━━ Passage provided
In [1]:
# CS4287-Assign1-22352228-22340343.ipynb
# Names and IDs: Cormac Greaney - 22352228, Jan Lawinski - 22340343
# Date: October 2025
# Description: Image Segmentation on Oxford-IIIT Pet Dataset using VGG16-based U-Net
# Code runs to completion: Yes
# Reused source: https://pytorch.org/vision/stable/models.html (for pretrained VGG16)


# ==============================================================
# Here we have all of the imports used for our project
# ==============================================================
import torch, torchvision
from torchvision.transforms import functional as TF
from torch import nn, optim
from torch.utils.data import Dataset, DataLoader
from torchvision import transforms, models
from torchvision.datasets.utils import download_and_extract_archive
from PIL import Image
import numpy as np, os, matplotlib.pyplot as plt
from sklearn.model_selection import KFold


# ======================================================================
# Here we check for my GPU so that we can drastically reduce the runtime 
# but will revert to the cpu if its run on a machine without a GPU
# ======================================================================
device = torch.device("cuda" if torch.cuda.is_available() else "cpu")
print(f"Using device: {device}")


# ==============================================================
# Here we download the Oxford-IIIT Pet datasets images and masks
# ==============================================================
root = "./data/oxford_pets/"
download_and_extract_archive(
    url="https://www.robots.ox.ac.uk/~vgg/data/pets/data/images.tar.gz",
    download_root=root, extract_root=root)
download_and_extract_archive(
    url="https://www.robots.ox.ac.uk/~vgg/data/pets/data/annotations.tar.gz",
    download_root=root, extract_root=root)


# =======================================================================
# Here we create our custom dataset class for the Oxford-IIIT Pet Dataset
# =======================================================================
class OxfordPetSegmentation(Dataset):
    def __init__(self, img_dir, mask_dir, transform=None):
        self.img_dir = img_dir
        self.mask_dir = mask_dir
        self.transform = transform
        self.images = [f for f in os.listdir(img_dir) if f.endswith(".jpg")]

    def __len__(self):
        return len(self.images)

    def __getitem__(self, idx):
        img_name = self.images[idx]
        img_path = os.path.join(self.img_dir, img_name)
        mask_path = os.path.join(self.mask_dir, "trimaps", img_name.replace(".jpg", ".png"))
━━━━
━━ Material
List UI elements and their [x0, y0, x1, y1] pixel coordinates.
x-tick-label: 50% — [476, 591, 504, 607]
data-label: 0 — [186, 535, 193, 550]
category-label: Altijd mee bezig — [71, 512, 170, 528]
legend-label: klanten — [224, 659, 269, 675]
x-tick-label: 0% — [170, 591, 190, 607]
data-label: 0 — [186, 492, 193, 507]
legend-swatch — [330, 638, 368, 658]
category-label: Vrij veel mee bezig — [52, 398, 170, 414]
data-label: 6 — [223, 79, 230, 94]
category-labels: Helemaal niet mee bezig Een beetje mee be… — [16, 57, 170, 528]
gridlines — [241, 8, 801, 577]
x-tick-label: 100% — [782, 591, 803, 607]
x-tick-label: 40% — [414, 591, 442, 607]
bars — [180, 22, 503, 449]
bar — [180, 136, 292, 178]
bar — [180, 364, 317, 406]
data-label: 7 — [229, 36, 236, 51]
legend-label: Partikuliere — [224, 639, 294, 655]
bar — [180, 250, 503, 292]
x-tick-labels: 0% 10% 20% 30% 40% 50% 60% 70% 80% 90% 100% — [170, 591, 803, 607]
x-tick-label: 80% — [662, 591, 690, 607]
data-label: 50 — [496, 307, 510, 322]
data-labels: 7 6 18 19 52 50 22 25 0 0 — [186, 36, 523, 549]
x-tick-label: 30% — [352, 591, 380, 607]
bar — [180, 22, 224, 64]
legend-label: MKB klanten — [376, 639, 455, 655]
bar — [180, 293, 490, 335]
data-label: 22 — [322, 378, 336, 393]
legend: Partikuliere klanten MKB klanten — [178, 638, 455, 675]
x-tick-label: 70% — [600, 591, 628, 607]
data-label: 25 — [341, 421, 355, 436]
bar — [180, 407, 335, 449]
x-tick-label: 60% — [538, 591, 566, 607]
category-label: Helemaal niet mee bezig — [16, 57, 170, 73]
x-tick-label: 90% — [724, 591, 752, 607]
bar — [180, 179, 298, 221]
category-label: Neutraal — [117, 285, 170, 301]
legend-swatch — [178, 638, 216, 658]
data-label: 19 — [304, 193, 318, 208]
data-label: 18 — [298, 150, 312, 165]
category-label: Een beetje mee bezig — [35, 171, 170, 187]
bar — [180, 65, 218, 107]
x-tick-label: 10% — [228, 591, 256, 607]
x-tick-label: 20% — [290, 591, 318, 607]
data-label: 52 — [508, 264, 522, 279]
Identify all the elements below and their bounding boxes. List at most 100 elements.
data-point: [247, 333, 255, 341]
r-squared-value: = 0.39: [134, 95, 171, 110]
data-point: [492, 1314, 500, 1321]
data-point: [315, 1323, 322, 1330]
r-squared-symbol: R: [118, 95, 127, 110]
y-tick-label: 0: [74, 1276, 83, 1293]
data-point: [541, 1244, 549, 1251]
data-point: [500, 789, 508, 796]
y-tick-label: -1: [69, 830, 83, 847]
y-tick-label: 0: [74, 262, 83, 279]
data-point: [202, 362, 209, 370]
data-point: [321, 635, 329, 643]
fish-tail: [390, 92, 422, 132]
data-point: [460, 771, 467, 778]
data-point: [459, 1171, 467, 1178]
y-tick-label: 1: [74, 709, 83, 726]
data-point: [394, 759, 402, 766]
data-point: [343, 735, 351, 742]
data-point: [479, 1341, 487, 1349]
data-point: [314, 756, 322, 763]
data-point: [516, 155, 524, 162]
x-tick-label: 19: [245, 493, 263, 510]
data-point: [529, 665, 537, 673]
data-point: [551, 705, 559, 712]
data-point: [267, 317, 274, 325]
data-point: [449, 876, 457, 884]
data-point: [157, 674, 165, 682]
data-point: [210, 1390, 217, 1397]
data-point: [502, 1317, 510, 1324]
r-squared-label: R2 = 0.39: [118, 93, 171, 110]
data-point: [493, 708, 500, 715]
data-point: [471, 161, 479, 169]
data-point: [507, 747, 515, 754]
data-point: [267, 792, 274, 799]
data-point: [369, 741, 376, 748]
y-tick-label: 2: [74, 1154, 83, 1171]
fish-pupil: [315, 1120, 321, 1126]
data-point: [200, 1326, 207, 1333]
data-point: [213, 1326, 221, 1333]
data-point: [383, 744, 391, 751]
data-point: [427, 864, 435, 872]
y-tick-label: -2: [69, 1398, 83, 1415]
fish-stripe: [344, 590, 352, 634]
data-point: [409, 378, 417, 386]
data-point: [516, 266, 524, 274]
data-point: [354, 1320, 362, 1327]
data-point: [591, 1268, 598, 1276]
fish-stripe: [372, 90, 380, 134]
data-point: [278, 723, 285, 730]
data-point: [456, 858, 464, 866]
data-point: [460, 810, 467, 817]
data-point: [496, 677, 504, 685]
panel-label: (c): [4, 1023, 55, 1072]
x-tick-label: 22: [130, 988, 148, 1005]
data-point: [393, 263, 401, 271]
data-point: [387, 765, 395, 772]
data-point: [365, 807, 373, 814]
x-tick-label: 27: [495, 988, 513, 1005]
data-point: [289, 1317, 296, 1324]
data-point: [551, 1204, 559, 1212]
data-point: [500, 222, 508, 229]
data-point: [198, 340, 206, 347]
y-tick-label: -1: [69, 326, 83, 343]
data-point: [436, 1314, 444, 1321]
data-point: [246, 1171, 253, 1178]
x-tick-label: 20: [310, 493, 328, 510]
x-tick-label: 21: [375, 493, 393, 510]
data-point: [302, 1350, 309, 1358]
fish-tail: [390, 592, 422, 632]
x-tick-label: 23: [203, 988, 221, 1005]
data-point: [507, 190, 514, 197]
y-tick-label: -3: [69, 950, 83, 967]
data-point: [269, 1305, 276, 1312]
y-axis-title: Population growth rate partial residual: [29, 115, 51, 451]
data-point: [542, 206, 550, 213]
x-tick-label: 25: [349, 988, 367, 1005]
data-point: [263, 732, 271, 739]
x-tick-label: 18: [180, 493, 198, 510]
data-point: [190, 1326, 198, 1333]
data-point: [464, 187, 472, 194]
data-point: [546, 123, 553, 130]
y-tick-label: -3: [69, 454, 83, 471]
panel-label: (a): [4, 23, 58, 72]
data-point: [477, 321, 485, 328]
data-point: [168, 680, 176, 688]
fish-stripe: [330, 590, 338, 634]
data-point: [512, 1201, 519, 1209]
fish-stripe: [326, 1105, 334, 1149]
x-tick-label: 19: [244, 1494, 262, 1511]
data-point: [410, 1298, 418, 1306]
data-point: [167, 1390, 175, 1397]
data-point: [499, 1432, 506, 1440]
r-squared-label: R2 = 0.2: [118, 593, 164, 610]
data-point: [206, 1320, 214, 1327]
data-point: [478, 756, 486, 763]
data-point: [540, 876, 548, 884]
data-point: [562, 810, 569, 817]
━━━━
What is expected: In the pet segmentation notebook, which device does the code use when no GPU is available?

Worked solution: The CPU.